Entries:
• • • • •

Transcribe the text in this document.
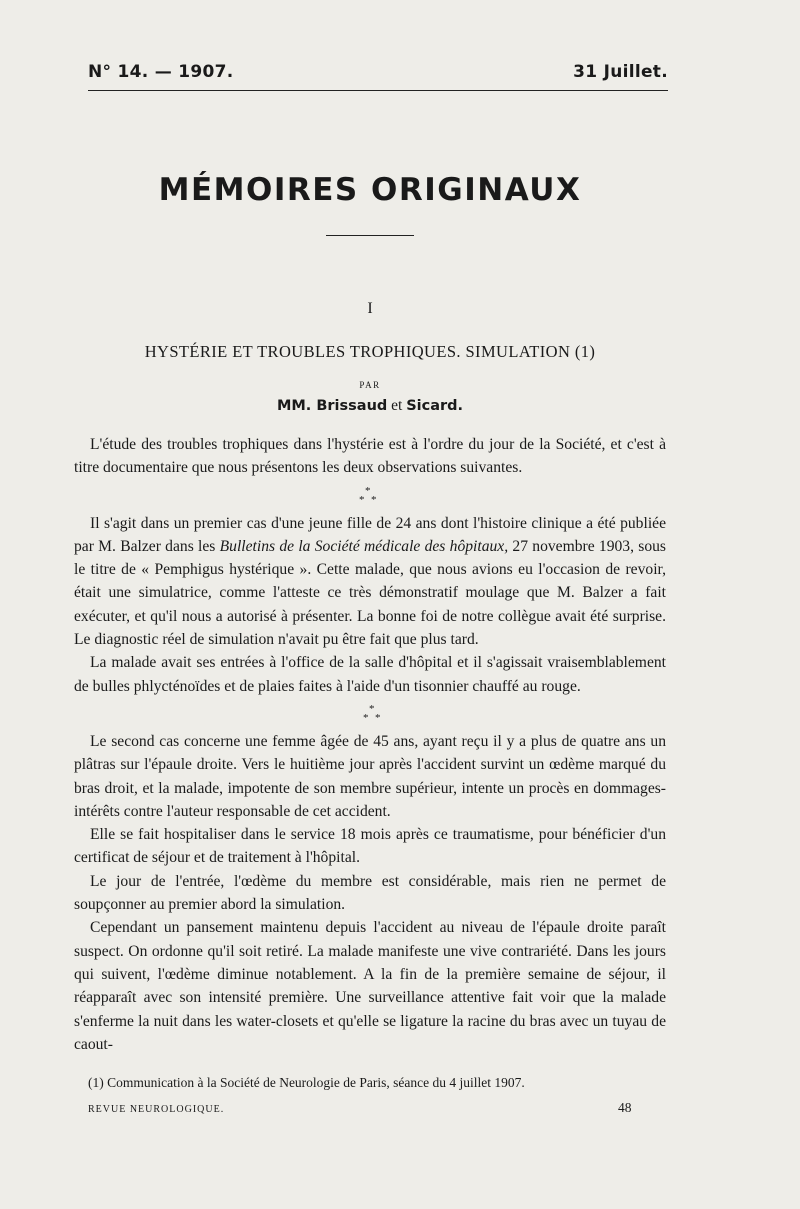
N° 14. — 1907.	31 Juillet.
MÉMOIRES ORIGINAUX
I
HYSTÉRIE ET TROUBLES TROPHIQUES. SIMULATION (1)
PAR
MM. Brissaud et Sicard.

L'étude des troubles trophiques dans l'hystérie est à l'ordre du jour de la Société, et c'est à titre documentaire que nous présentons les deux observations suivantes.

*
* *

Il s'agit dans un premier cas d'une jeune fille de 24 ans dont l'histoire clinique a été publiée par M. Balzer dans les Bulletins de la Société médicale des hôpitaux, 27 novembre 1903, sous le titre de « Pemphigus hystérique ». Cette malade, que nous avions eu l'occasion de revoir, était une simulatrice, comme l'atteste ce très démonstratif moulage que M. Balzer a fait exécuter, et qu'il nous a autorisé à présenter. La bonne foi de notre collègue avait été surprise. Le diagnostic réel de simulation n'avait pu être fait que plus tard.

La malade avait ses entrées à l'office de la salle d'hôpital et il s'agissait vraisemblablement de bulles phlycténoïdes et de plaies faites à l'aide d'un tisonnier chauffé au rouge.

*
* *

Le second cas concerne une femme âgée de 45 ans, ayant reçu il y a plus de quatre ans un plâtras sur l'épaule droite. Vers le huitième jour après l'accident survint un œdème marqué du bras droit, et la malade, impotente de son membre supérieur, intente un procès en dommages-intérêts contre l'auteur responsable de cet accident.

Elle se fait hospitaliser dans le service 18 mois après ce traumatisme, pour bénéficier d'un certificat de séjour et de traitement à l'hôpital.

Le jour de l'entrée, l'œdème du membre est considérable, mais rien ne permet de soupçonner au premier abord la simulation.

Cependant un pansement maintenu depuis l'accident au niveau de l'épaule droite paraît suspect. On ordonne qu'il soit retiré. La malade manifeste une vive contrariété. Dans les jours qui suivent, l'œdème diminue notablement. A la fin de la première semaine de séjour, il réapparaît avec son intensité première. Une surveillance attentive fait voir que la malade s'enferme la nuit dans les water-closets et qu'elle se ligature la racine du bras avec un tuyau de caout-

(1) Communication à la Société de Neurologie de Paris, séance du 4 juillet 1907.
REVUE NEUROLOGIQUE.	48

• • • • •

Short exercise:
Make an exact copy of every entry above, minus the images.

Written answer:
Transcribe the text in this document.
N° 14. — 1907.	31 Juillet.
MÉMOIRES ORIGINAUX
I
HYSTÉRIE ET TROUBLES TROPHIQUES. SIMULATION (1)
PAR
MM. Brissaud et Sicard.

L'étude des troubles trophiques dans l'hystérie est à l'ordre du jour de la Société, et c'est à titre documentaire que nous présentons les deux observations suivantes.

*
* *

Il s'agit dans un premier cas d'une jeune fille de 24 ans dont l'histoire clinique a été publiée par M. Balzer dans les Bulletins de la Société médicale des hôpitaux, 27 novembre 1903, sous le titre de « Pemphigus hystérique ». Cette malade, que nous avions eu l'occasion de revoir, était une simulatrice, comme l'atteste ce très démonstratif moulage que M. Balzer a fait exécuter, et qu'il nous a autorisé à présenter. La bonne foi de notre collègue avait été surprise. Le diagnostic réel de simulation n'avait pu être fait que plus tard.

La malade avait ses entrées à l'office de la salle d'hôpital et il s'agissait vraisemblablement de bulles phlycténoïdes et de plaies faites à l'aide d'un tisonnier chauffé au rouge.

*
* *

Le second cas concerne une femme âgée de 45 ans, ayant reçu il y a plus de quatre ans un plâtras sur l'épaule droite. Vers le huitième jour après l'accident survint un œdème marqué du bras droit, et la malade, impotente de son membre supérieur, intente un procès en dommages-intérêts contre l'auteur responsable de cet accident.

Elle se fait hospitaliser dans le service 18 mois après ce traumatisme, pour bénéficier d'un certificat de séjour et de traitement à l'hôpital.

Le jour de l'entrée, l'œdème du membre est considérable, mais rien ne permet de soupçonner au premier abord la simulation.

Cependant un pansement maintenu depuis l'accident au niveau de l'épaule droite paraît suspect. On ordonne qu'il soit retiré. La malade manifeste une vive contrariété. Dans les jours qui suivent, l'œdème diminue notablement. A la fin de la première semaine de séjour, il réapparaît avec son intensité première. Une surveillance attentive fait voir que la malade s'enferme la nuit dans les water-closets et qu'elle se ligature la racine du bras avec un tuyau de caout-

(1) Communication à la Société de Neurologie de Paris, séance du 4 juillet 1907.
REVUE NEUROLOGIQUE.	48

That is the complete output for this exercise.